* BEGIN Raw data *

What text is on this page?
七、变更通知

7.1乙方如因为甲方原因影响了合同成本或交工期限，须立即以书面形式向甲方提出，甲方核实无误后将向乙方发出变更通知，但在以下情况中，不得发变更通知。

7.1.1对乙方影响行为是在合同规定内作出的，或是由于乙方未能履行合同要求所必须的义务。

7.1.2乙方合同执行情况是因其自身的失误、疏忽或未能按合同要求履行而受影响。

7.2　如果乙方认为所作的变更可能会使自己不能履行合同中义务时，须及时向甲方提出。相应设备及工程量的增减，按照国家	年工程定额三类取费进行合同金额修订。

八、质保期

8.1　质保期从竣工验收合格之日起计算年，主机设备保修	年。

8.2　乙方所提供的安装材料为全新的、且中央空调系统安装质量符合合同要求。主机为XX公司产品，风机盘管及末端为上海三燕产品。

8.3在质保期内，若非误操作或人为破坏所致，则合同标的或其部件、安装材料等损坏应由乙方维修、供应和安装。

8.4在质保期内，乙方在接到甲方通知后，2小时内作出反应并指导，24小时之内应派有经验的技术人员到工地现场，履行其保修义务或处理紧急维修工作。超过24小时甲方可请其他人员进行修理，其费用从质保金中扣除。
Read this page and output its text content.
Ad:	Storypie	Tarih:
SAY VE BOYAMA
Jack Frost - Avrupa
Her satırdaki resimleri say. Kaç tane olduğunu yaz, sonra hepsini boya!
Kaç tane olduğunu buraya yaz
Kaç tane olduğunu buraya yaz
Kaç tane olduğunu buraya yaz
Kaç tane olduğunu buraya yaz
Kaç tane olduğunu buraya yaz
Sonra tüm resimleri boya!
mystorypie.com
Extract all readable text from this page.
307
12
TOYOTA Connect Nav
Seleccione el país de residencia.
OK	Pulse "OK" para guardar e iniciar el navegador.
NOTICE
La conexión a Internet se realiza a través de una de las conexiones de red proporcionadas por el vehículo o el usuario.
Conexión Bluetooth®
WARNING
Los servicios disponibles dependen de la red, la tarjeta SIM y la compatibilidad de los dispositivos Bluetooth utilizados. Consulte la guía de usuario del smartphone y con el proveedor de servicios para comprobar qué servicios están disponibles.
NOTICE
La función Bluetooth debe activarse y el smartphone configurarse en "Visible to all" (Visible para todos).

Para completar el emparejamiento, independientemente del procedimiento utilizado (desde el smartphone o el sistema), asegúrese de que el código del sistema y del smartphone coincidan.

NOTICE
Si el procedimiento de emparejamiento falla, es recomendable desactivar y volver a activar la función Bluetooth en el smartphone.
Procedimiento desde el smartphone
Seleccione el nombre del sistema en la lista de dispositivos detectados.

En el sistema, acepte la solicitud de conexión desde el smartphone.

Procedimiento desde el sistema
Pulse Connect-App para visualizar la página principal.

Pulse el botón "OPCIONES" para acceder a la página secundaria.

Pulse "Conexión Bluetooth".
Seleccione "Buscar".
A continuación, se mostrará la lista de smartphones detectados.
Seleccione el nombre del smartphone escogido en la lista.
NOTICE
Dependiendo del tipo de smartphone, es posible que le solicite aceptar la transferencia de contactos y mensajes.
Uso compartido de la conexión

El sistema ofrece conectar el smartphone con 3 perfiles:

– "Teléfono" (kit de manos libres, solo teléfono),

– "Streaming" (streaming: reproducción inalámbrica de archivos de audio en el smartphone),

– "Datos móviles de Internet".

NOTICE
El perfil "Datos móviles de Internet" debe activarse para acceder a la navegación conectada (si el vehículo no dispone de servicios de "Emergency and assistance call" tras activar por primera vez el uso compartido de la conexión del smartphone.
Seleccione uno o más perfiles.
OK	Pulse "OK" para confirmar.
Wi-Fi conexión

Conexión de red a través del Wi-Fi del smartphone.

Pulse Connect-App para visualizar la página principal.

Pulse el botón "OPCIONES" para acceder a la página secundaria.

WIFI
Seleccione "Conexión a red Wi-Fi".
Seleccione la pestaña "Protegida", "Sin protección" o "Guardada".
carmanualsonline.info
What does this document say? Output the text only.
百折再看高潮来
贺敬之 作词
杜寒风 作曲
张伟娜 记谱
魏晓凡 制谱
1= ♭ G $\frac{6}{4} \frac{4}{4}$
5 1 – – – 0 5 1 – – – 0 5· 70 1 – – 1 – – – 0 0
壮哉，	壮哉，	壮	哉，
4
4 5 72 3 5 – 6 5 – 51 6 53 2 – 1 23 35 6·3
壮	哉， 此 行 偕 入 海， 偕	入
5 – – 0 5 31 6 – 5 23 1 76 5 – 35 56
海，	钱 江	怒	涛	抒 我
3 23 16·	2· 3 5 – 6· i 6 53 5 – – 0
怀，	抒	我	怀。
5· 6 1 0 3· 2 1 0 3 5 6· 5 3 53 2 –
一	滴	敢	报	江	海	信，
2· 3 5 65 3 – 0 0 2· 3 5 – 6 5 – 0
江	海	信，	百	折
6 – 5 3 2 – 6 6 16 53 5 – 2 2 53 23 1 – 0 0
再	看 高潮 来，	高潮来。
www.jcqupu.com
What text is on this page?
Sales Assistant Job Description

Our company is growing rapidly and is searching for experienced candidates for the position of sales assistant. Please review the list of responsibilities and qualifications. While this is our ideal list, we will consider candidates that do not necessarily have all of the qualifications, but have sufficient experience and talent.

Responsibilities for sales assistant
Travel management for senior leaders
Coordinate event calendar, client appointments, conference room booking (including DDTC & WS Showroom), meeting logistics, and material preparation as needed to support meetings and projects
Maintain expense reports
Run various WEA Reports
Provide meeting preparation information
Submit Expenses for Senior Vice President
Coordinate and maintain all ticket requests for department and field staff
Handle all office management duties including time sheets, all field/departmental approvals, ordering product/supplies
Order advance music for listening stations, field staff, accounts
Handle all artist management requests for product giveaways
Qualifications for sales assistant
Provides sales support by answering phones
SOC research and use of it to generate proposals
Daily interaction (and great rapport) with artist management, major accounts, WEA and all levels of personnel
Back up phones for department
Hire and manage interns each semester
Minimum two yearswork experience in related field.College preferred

* END Raw data *

### [Objective]
Each line of the listing should be echoed back exactly.

### [Complete output]
What text is on this page?
七、变更通知

7.1乙方如因为甲方原因影响了合同成本或交工期限，须立即以书面形式向甲方提出，甲方核实无误后将向乙方发出变更通知，但在以下情况中，不得发变更通知。

7.1.1对乙方影响行为是在合同规定内作出的，或是由于乙方未能履行合同要求所必须的义务。

7.1.2乙方合同执行情况是因其自身的失误、疏忽或未能按合同要求履行而受影响。

7.2　如果乙方认为所作的变更可能会使自己不能履行合同中义务时，须及时向甲方提出。相应设备及工程量的增减，按照国家	年工程定额三类取费进行合同金额修订。

八、质保期

8.1　质保期从竣工验收合格之日起计算年，主机设备保修	年。

8.2　乙方所提供的安装材料为全新的、且中央空调系统安装质量符合合同要求。主机为XX公司产品，风机盘管及末端为上海三燕产品。

8.3在质保期内，若非误操作或人为破坏所致，则合同标的或其部件、安装材料等损坏应由乙方维修、供应和安装。

8.4在质保期内，乙方在接到甲方通知后，2小时内作出反应并指导，24小时之内应派有经验的技术人员到工地现场，履行其保修义务或处理紧急维修工作。超过24小时甲方可请其他人员进行修理，其费用从质保金中扣除。
Read this page and output its text content.
Ad:	Storypie	Tarih:
SAY VE BOYAMA
Jack Frost - Avrupa
Her satırdaki resimleri say. Kaç tane olduğunu yaz, sonra hepsini boya!
Kaç tane olduğunu buraya yaz
Kaç tane olduğunu buraya yaz
Kaç tane olduğunu buraya yaz
Kaç tane olduğunu buraya yaz
Kaç tane olduğunu buraya yaz
Sonra tüm resimleri boya!
mystorypie.com
Extract all readable text from this page.
307
12
TOYOTA Connect Nav
Seleccione el país de residencia.
OK	Pulse "OK" para guardar e iniciar el navegador.
NOTICE
La conexión a Internet se realiza a través de una de las conexiones de red proporcionadas por el vehículo o el usuario.
Conexión Bluetooth®
WARNING
Los servicios disponibles dependen de la red, la tarjeta SIM y la compatibilidad de los dispositivos Bluetooth utilizados. Consulte la guía de usuario del smartphone y con el proveedor de servicios para comprobar qué servicios están disponibles.
NOTICE
La función Bluetooth debe activarse y el smartphone configurarse en "Visible to all" (Visible para todos).

Para completar el emparejamiento, independientemente del procedimiento utilizado (desde el smartphone o el sistema), asegúrese de que el código del sistema y del smartphone coincidan.

NOTICE
Si el procedimiento de emparejamiento falla, es recomendable desactivar y volver a activar la función Bluetooth en el smartphone.
Procedimiento desde el smartphone
Seleccione el nombre del sistema en la lista de dispositivos detectados.

En el sistema, acepte la solicitud de conexión desde el smartphone.

Procedimiento desde el sistema
Pulse Connect-App para visualizar la página principal.

Pulse el botón "OPCIONES" para acceder a la página secundaria.

Pulse "Conexión Bluetooth".
Seleccione "Buscar".
A continuación, se mostrará la lista de smartphones detectados.
Seleccione el nombre del smartphone escogido en la lista.
NOTICE
Dependiendo del tipo de smartphone, es posible que le solicite aceptar la transferencia de contactos y mensajes.
Uso compartido de la conexión

El sistema ofrece conectar el smartphone con 3 perfiles:

– "Teléfono" (kit de manos libres, solo teléfono),

– "Streaming" (streaming: reproducción inalámbrica de archivos de audio en el smartphone),

– "Datos móviles de Internet".

NOTICE
El perfil "Datos móviles de Internet" debe activarse para acceder a la navegación conectada (si el vehículo no dispone de servicios de "Emergency and assistance call" tras activar por primera vez el uso compartido de la conexión del smartphone.
Seleccione uno o más perfiles.
OK	Pulse "OK" para confirmar.
Wi-Fi conexión

Conexión de red a través del Wi-Fi del smartphone.

Pulse Connect-App para visualizar la página principal.

Pulse el botón "OPCIONES" para acceder a la página secundaria.

WIFI
Seleccione "Conexión a red Wi-Fi".
Seleccione la pestaña "Protegida", "Sin protección" o "Guardada".
carmanualsonline.info
What does this document say? Output the text only.
百折再看高潮来
贺敬之 作词
杜寒风 作曲
张伟娜 记谱
魏晓凡 制谱
1= ♭ G $\frac{6}{4} \frac{4}{4}$
5 1 – – – 0 5 1 – – – 0 5· 70 1 – – 1 – – – 0 0
壮哉，	壮哉，	壮	哉，
4
4 5 72 3 5 – 6 5 – 51 6 53 2 – 1 23 35 6·3
壮	哉， 此 行 偕 入 海， 偕	入
5 – – 0 5 31 6 – 5 23 1 76 5 – 35 56
海，	钱 江	怒	涛	抒 我
3 23 16·	2· 3 5 – 6· i 6 53 5 – – 0
怀，	抒	我	怀。
5· 6 1 0 3· 2 1 0 3 5 6· 5 3 53 2 –
一	滴	敢	报	江	海	信，
2· 3 5 65 3 – 0 0 2· 3 5 – 6 5 – 0
江	海	信，	百	折
6 – 5 3 2 – 6 6 16 53 5 – 2 2 53 23 1 – 0 0
再	看 高潮 来，	高潮来。
www.jcqupu.com
What text is on this page?
Sales Assistant Job Description

Our company is growing rapidly and is searching for experienced candidates for the position of sales assistant. Please review the list of responsibilities and qualifications. While this is our ideal list, we will consider candidates that do not necessarily have all of the qualifications, but have sufficient experience and talent.

Responsibilities for sales assistant
Travel management for senior leaders
Coordinate event calendar, client appointments, conference room booking (including DDTC & WS Showroom), meeting logistics, and material preparation as needed to support meetings and projects
Maintain expense reports
Run various WEA Reports
Provide meeting preparation information
Submit Expenses for Senior Vice President
Coordinate and maintain all ticket requests for department and field staff
Handle all office management duties including time sheets, all field/departmental approvals, ordering product/supplies
Order advance music for listening stations, field staff, accounts
Handle all artist management requests for product giveaways
Qualifications for sales assistant
Provides sales support by answering phones
SOC research and use of it to generate proposals
Daily interaction (and great rapport) with artist management, major accounts, WEA and all levels of personnel
Back up phones for department
Hire and manage interns each semester
Minimum two yearswork experience in related field.College preferred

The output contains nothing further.